**PAGE**
◆ ◆ ◆ ◆ ◆ ◆ ◆

John Foster Dulles - Political Career

Political Career

In 1918, Woodrow Wilson appointed Dulles as legal counsel to the United States delegation to the Versailles Peace Conference where he served under his uncle, Robert Lansing, then Secretary of State. Dulles made an early impression as a junior diplomat by clearly and forcefully arguing against imposing crushing reparations on Germany. Afterwards, he served as a member of the War Reparations Committee at the request of President Wilson. Dulles, a deeply religious man, attended numerous international conferences of churchmen during the 1920s and 1930s. In 1924, he was the defense counsel in the church trial of Rev. Harry Emerson Fosdick, who had been charged with heresy by opponents in the denomination (the event which sparked the Fundamentalist–Modernist Controversy), a case settled when Fosdick, a liberal Baptist, resigned his pulpit in the Presbyterian Church, which he had never joined. Dulles also became a partner at Sullivan & Cromwell, an international law firm.

Following Adolf Hitler's appointment as Reichskanzler in 1933, Dulles oversaw the direction of investment worth more than $1 billion in businesses in Nazi Germany. According to Stephen Kinzer's 2006 book Overthrow, Dulles' firm benefited directly from doing business with the Nazi regime. In addition, throughout 1934 Dulles was a very public supporter of Hitler. However, the junior partners, led by his brother Allen, were appalled by the firm's Nazi connections and threatened to revolt if Dulles did not end them. In 1935, Dulles closed Sullivan & Cromwell's Berlin office; later he would cite the closing date as 1934, no doubt in an effort to clear his reputation by shortening his involvement with Nazi Germany.

◆ ◆ ◆ ◆ ◆ ◆ ◆

**SET TASK**
Please carry on the text above about John Foster Dulles's political career, picking up after its final sentence.

**SUPPLIED INFORMATION**
◆ ◆ ◆ ◆ ◆ ◆ ◆

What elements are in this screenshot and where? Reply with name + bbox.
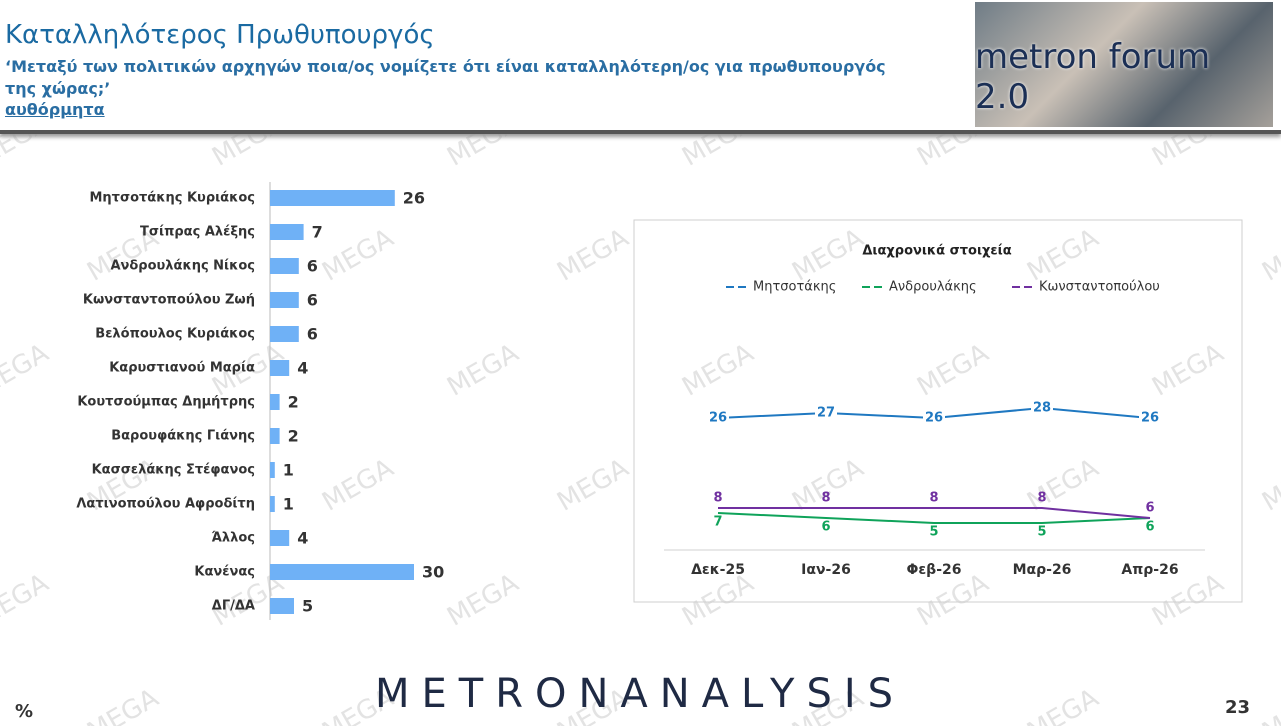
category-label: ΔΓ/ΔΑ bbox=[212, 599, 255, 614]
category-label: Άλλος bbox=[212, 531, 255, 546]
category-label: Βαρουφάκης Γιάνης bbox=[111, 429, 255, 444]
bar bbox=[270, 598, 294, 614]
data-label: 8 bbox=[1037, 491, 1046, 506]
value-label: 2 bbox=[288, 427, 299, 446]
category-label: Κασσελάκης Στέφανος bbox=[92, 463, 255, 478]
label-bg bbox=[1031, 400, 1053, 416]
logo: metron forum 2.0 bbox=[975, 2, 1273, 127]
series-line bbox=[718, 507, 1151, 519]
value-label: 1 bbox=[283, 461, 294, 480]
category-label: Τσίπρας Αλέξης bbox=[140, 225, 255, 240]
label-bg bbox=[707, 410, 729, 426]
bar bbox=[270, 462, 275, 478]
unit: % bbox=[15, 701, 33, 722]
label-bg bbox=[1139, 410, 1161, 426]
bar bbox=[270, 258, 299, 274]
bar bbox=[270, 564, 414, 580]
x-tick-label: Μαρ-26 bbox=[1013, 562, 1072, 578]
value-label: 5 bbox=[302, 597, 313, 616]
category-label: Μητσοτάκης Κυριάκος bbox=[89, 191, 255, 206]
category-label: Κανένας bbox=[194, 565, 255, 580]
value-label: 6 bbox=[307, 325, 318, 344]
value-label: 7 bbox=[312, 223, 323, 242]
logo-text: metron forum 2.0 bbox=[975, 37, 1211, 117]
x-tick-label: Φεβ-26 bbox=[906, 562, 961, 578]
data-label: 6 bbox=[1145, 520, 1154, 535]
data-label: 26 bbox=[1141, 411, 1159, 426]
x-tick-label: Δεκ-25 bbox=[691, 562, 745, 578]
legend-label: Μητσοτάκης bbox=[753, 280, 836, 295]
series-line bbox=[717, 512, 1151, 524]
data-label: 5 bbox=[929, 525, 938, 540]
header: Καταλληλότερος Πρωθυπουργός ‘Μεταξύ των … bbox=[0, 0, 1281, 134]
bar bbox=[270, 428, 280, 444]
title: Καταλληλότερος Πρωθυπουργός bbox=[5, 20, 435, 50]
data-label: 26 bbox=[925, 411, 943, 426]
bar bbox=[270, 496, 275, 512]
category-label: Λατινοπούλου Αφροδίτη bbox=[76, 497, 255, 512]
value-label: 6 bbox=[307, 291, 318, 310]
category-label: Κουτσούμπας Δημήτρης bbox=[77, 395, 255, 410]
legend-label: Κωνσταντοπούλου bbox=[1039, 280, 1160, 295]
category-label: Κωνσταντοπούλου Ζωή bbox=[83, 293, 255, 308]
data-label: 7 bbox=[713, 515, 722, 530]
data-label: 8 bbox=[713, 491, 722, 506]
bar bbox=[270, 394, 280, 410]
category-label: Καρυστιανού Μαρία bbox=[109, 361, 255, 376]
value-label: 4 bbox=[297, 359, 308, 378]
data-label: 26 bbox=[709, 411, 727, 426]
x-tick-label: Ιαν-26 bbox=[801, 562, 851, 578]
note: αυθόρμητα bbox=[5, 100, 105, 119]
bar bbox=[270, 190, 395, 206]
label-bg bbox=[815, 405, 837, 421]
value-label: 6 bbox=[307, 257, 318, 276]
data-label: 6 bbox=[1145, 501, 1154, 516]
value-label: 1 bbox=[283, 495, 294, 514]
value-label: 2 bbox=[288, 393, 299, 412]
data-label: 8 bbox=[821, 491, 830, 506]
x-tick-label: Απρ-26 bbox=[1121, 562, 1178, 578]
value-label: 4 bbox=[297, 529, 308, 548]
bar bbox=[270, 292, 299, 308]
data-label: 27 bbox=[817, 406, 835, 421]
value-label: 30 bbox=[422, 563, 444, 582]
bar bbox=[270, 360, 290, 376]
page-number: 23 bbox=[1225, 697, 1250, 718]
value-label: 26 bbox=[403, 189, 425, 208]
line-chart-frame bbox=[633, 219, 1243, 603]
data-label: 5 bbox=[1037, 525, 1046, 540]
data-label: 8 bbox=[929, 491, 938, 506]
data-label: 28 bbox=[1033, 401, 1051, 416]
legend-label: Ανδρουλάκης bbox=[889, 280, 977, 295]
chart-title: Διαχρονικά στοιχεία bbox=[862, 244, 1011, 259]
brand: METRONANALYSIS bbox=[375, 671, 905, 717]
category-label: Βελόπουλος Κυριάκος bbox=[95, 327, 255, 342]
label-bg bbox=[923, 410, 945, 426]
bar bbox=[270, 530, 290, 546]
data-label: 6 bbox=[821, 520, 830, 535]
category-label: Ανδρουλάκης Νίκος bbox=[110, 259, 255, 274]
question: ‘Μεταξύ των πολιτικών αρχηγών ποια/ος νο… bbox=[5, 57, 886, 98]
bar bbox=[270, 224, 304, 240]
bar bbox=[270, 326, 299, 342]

◆ ◆ ◆ ◆ ◆ ◆ ◆

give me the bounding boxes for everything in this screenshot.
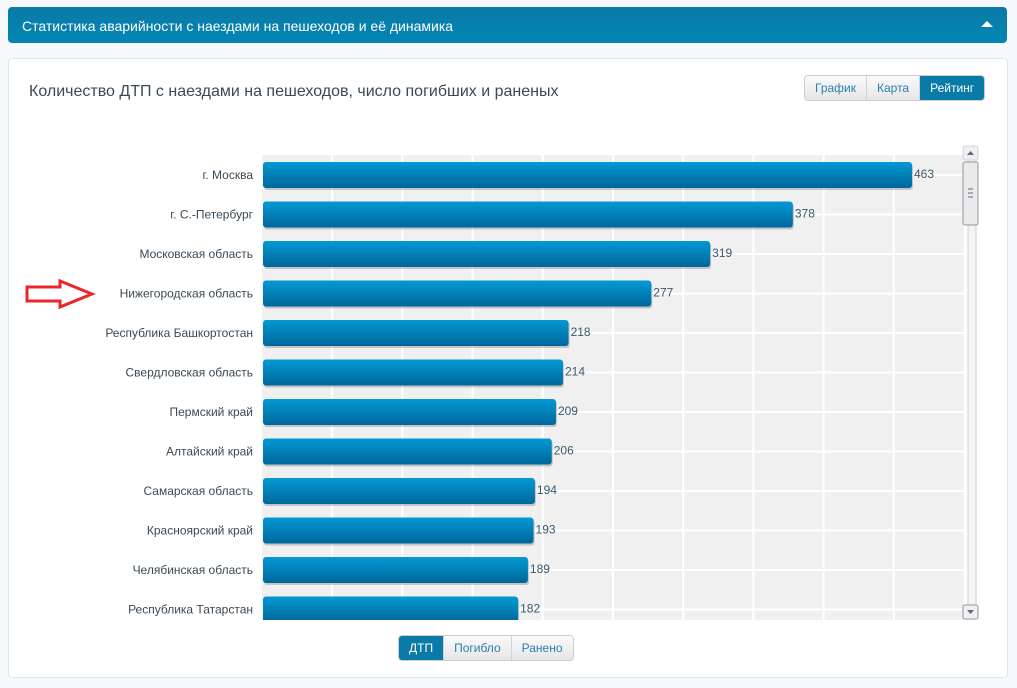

◆ ◆ ◆ ◆ ◆ ◆ ◆

**RESULT FOR THIS TASK**
Dulles was a close associate of Thomas E. Dewey, who became the presidential candidate of the Republican Party in the 1944 election and 1948. During the elections Dulles served as Dewey's chief foreign policy adviser. In 1944, as Dewey's adviser, Dulles took an active role in establishing the Republican plank calling for the establishment of a Jewish commonwealth in Palestine.

In 1945, Dulles participated in the San Francisco Conference and worked as adviser to Arthur H. Vandenberg and helped draft the preamble to the United Nations Charter. He subsequently attended the United Nations General Assembly as a United States delegate in 1946, 1947 and 1950.

Although Dulles has a lasting reputation as a hawk and nuclear weapons proponent, he was strongly opposed to the US atomic attacks on Japan. In the immediate aftermath of the bombings he drafted a public statement that called for international control of nuclear energy under United Nations auspices. Dulles wrote, "If we, as a professedly Christian nation, feel morally free to use atomic energy in that way, men elsewhere will accept that verdict. Atomic weapons will be looked upon as a normal part of the arsenal of war and the stage will be set for the sudden and final destruction of mankind." Dulles never lost his anxiety about the destructive power of nuclear weapons. However, his views on international control and on employing the threat of atomic attack changed in the face of the Berlin blockade, the Soviet detonation of an A-bomb, and the advent of the Korean war, which convinced him that the communist bloc was pursuing expansionist policies.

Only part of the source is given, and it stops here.